[Problem details]:
Check each line of the data for "서류심사점수" and select those that have it.

[Dataset content]:
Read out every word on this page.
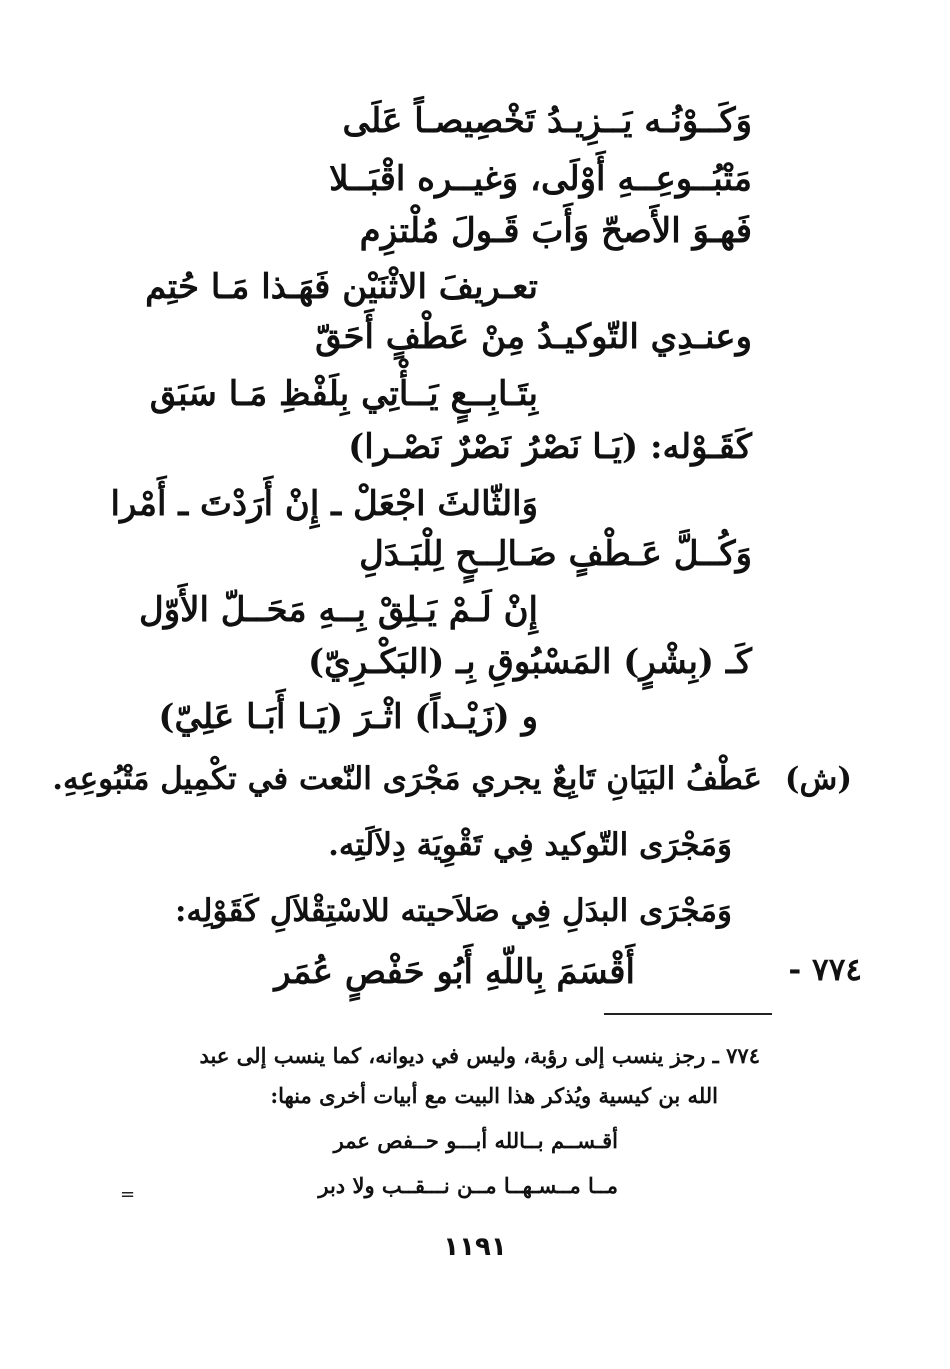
وَكَــوْنُـه يَــزِيـدُ تَخْصِيصـاً عَلَى
مَتْبُــوعِــهِ أَوْلَى، وَغيــره اقْبَــلا
فَهـوَ الأَصحّ وَأَبَ قَـولَ مُلْتزِم
تعـريفَ الاثْنَيْن فَهَـذا مَـا حُتِم
وعنـدِي التّوكيـدُ مِنْ عَطْفٍ أَحَقّ
بِتَـابِــعٍ يَــأْتِي بِلَفْظِ مَـا سَبَق
كَقَـوْله: (يَـا نَصْرُ نَصْرٌ نَصْـرا)
وَالثّالثَ اجْعَلْ ـ إِنْ أَرَدْتَ ـ أَمْرا
وَكُــلَّ عَـطْفٍ صَـالِــحٍ لِلْبَـدَلِ
إِنْ لَـمْ يَـلِقْ بِــهِ مَحَــلّ الأَوّل
كَـ (بِشْرٍ) المَسْبُوقِ بِـ (البَكْـرِيّ)
و (زَيْـداً) اثْـرَ (يَـا أَبَـا عَلِيّ)
(ش)
عَطْفُ البَيَانِ تَابِعٌ يجري مَجْرَى النّعت في تكْمِيل مَتْبُوعِهِ.
وَمَجْرَى التّوكيد فِي تَقْوِيَة دِلاَلَتِه.
وَمَجْرَى البدَلِ فِي صَلاَحيته للاسْتِقْلاَلِ كَقَوْلِه:
٧٧٤ -
أَقْسَمَ بِاللّهِ أَبُو حَفْصٍ عُمَر
٧٧٤ ـ رجز ينسب إلى رؤبة، وليس في ديوانه، كما ينسب إلى عبد
الله بن كيسية ويُذكر هذا البيت مع أبيات أخرى منها:
أقـســم بــالله أبـــو حــفص عمر
مــا مــسـهــا مــن نـــقــب ولا دبر
=
١١٩١
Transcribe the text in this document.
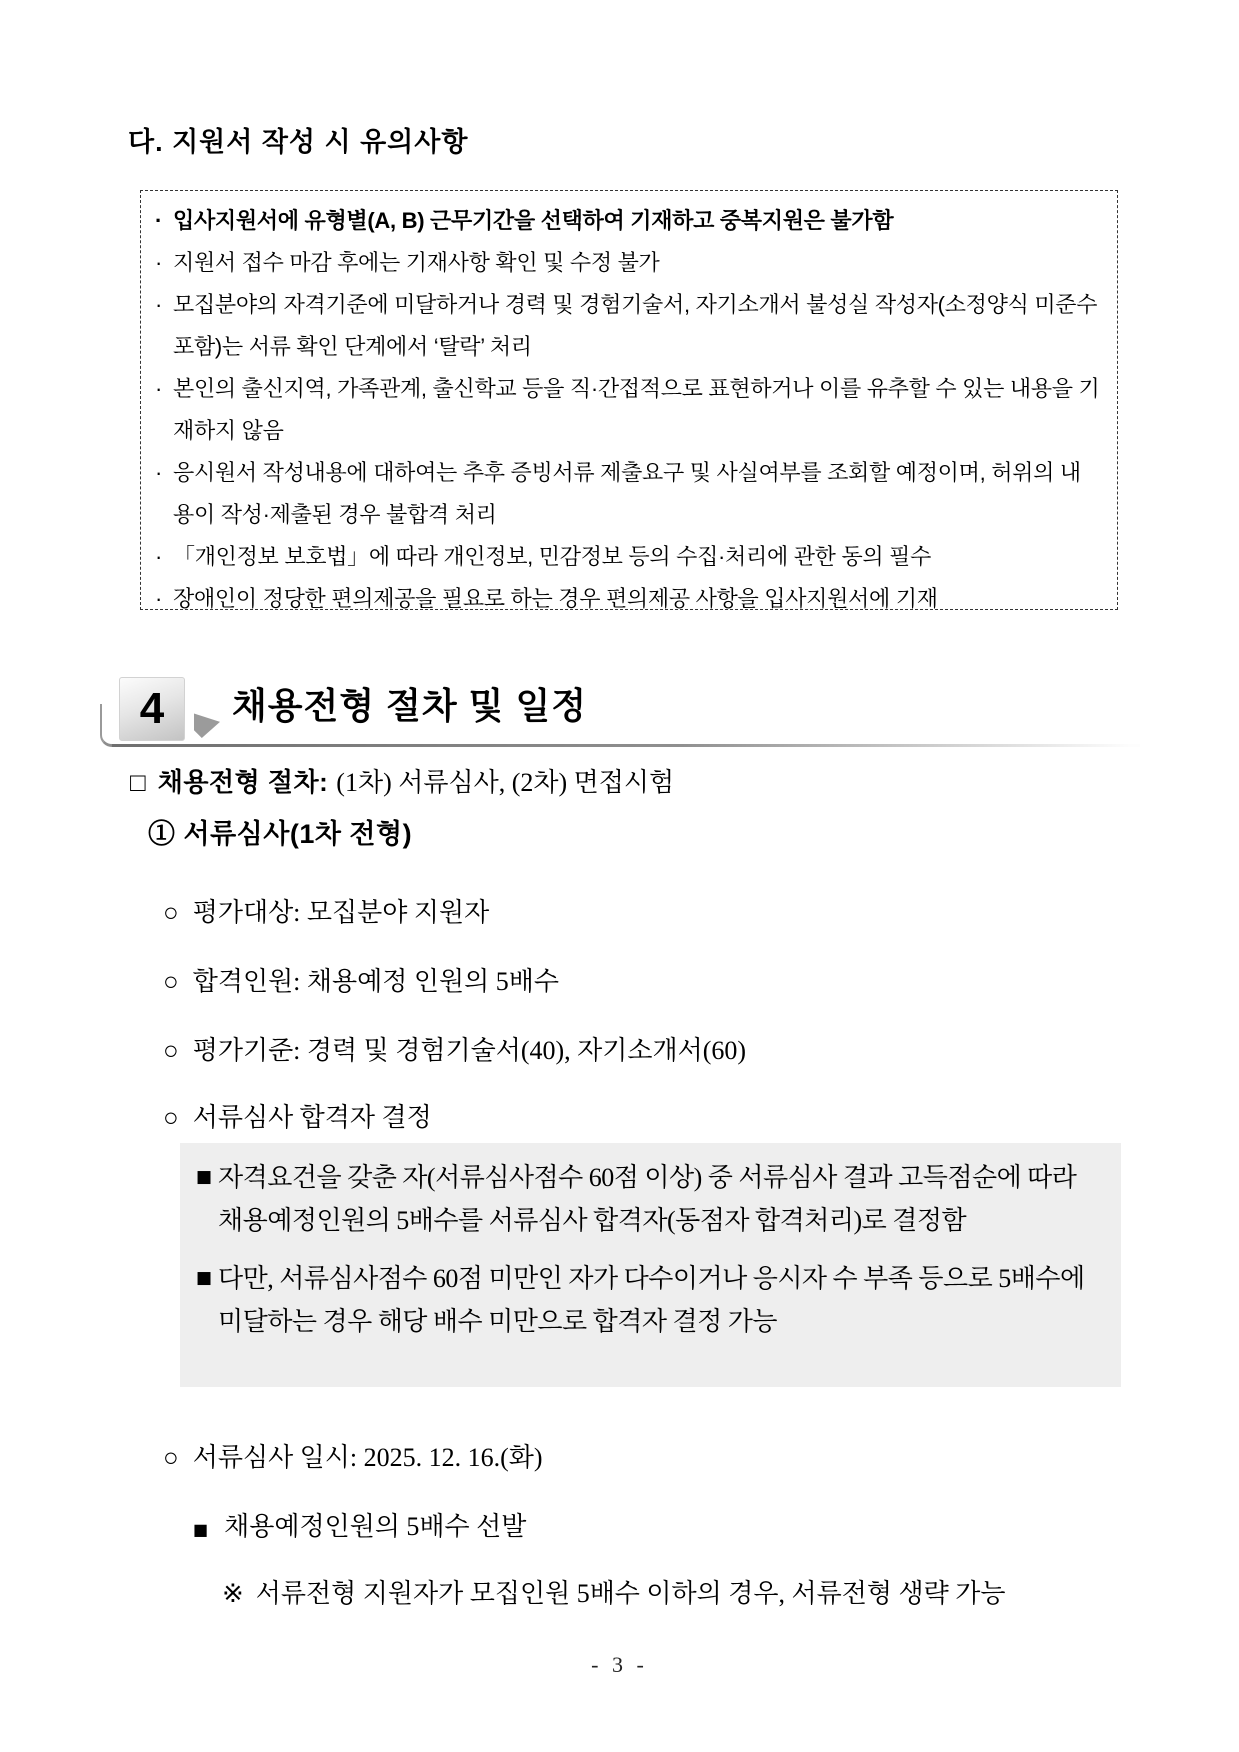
다. 지원서 작성 시 유의사항
· 입사지원서에 유형별(A, B) 근무기간을 선택하여 기재하고 중복지원은 불가함
· 지원서 접수 마감 후에는 기재사항 확인 및 수정 불가
· 모집분야의 자격기준에 미달하거나 경력 및 경험기술서, 자기소개서 불성실 작성자(소정양식 미준수 포함)는 서류 확인 단계에서 ‘탈락’ 처리
· 본인의 출신지역, 가족관계, 출신학교 등을 직·간접적으로 표현하거나 이를 유추할 수 있는 내용을 기재하지 않음
· 응시원서 작성내용에 대하여는 추후 증빙서류 제출요구 및 사실여부를 조회할 예정이며, 허위의 내용이 작성·제출된 경우 불합격 처리
· 「개인정보 보호법」에 따라 개인정보, 민감정보 등의 수집·처리에 관한 동의 필수
· 장애인이 정당한 편의제공을 필요로 하는 경우 편의제공 사항을 입사지원서에 기재
4	채용전형 절차 및 일정
□ 채용전형 절차: (1차) 서류심사, (2차) 면접시험
① 서류심사(1차 전형)
○ 평가대상: 모집분야 지원자
○ 합격인원: 채용예정 인원의 5배수
○ 평가기준: 경력 및 경험기술서(40), 자기소개서(60)
○ 서류심사 합격자 결정
■ 자격요건을 갖춘 자(서류심사점수 60점 이상) 중 서류심사 결과 고득점순에 따라 채용예정인원의 5배수를 서류심사 합격자(동점자 합격처리)로 결정함
■ 다만, 서류심사점수 60점 미만인 자가 다수이거나 응시자 수 부족 등으로 5배수에 미달하는 경우 해당 배수 미만으로 합격자 결정 가능
○ 서류심사 일시: 2025. 12. 16.(화)
■ 채용예정인원의 5배수 선발
※ 서류전형 지원자가 모집인원 5배수 이하의 경우, 서류전형 생략 가능
- 3 -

[Result of this task]:
■ 자격요건을 갖춘 자(서류심사점수 60점 이상) 중 서류심사 결과 고득점순에 따라 채용예정인원의 5배수를 서류심사 합격자(동점자 합격처리)로 결정함
■ 다만, 서류심사점수 60점 미만인 자가 다수이거나 응시자 수 부족 등으로 5배수에 미달하는 경우 해당 배수 미만으로 합격자 결정 가능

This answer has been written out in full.